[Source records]
>>

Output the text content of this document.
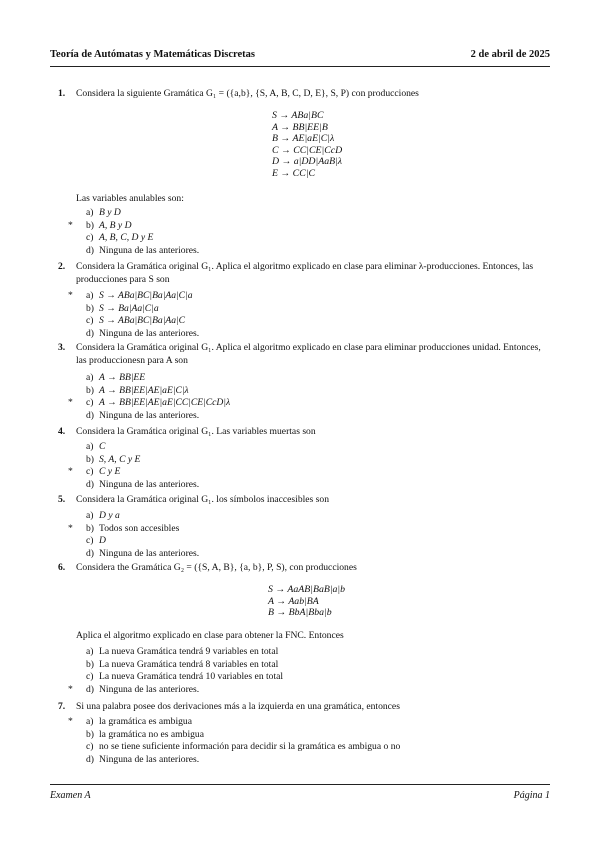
Teoría de Autómatas y Matemáticas Discretas	2 de abril de 2025
1. Considera la siguiente Gramática G₁ = ({a,b}, {S, A, B, C, D, E}, S, P) con producciones
S → ABa|BC
A → BB|EE|B
B → AE|aE|C|λ
C → CC|CE|CcD
D → a|DD|AaB|λ
E → CC|C
Las variables anulables son:
a) B y D
* b) A, B y D
c) A, B, C, D y E
d) Ninguna de las anteriores.
2. Considera la Gramática original G₁. Aplica el algoritmo explicado en clase para eliminar λ-producciones. Entonces, las producciones para S son
* a) S → ABa|BC|Ba|Aa|C|a
b) S → Ba|Aa|C|a
c) S → ABa|BC|Ba|Aa|C
d) Ninguna de las anteriores.
3. Considera la Gramática original G₁. Aplica el algoritmo explicado en clase para eliminar producciones unidad. Entonces, las produccionesn para A son
a) A → BB|EE
b) A → BB|EE|AE|aE|C|λ
* c) A → BB|EE|AE|aE|CC|CE|CcD|λ
d) Ninguna de las anteriores.
4. Considera la Gramática original G₁. Las variables muertas son
a) C
b) S, A, C y E
* c) C y E
d) Ninguna de las anteriores.
5. Considera la Gramática original G₁. los símbolos inaccesibles son
a) D y a
* b) Todos son accesibles
c) D
d) Ninguna de las anteriores.
6. Considera the Gramática G₂ = ({S, A, B}, {a, b}, P, S), con producciones
S → AaAB|BaB|a|b
A → Aab|BA
B → BbA|Bba|b
Aplica el algoritmo explicado en clase para obtener la FNC. Entonces
a) La nueva Gramática tendrá 9 variables en total
b) La nueva Gramática tendrá 8 variables en total
c) La nueva Gramática tendrá 10 variables en total
* d) Ninguna de las anteriores.
7. Si una palabra posee dos derivaciones más a la izquierda en una gramática, entonces
* a) la gramática es ambigua
b) la gramática no es ambigua
c) no se tiene suficiente información para decidir si la gramática es ambigua o no
d) Ninguna de las anteriores.
Examen A	Página 1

<<

### SHORT TASK
Pictures in the records must not appear in the copy; transcribe everything else precisely.

### WRITTEN SOLUTION
Output the text content of this document.
Teoría de Autómatas y Matemáticas Discretas	2 de abril de 2025
1. Considera la siguiente Gramática G₁ = ({a,b}, {S, A, B, C, D, E}, S, P) con producciones
S → ABa|BC
A → BB|EE|B
B → AE|aE|C|λ
C → CC|CE|CcD
D → a|DD|AaB|λ
E → CC|C
Las variables anulables son:
a) B y D
* b) A, B y D
c) A, B, C, D y E
d) Ninguna de las anteriores.
2. Considera la Gramática original G₁. Aplica el algoritmo explicado en clase para eliminar λ-producciones. Entonces, las producciones para S son
* a) S → ABa|BC|Ba|Aa|C|a
b) S → Ba|Aa|C|a
c) S → ABa|BC|Ba|Aa|C
d) Ninguna de las anteriores.
3. Considera la Gramática original G₁. Aplica el algoritmo explicado en clase para eliminar producciones unidad. Entonces, las produccionesn para A son
a) A → BB|EE
b) A → BB|EE|AE|aE|C|λ
* c) A → BB|EE|AE|aE|CC|CE|CcD|λ
d) Ninguna de las anteriores.
4. Considera la Gramática original G₁. Las variables muertas son
a) C
b) S, A, C y E
* c) C y E
d) Ninguna de las anteriores.
5. Considera la Gramática original G₁. los símbolos inaccesibles son
a) D y a
* b) Todos son accesibles
c) D
d) Ninguna de las anteriores.
6. Considera the Gramática G₂ = ({S, A, B}, {a, b}, P, S), con producciones
S → AaAB|BaB|a|b
A → Aab|BA
B → BbA|Bba|b
Aplica el algoritmo explicado en clase para obtener la FNC. Entonces
a) La nueva Gramática tendrá 9 variables en total
b) La nueva Gramática tendrá 8 variables en total
c) La nueva Gramática tendrá 10 variables en total
* d) Ninguna de las anteriores.
7. Si una palabra posee dos derivaciones más a la izquierda en una gramática, entonces
* a) la gramática es ambigua
b) la gramática no es ambigua
c) no se tiene suficiente información para decidir si la gramática es ambigua o no
d) Ninguna de las anteriores.
Examen A	Página 1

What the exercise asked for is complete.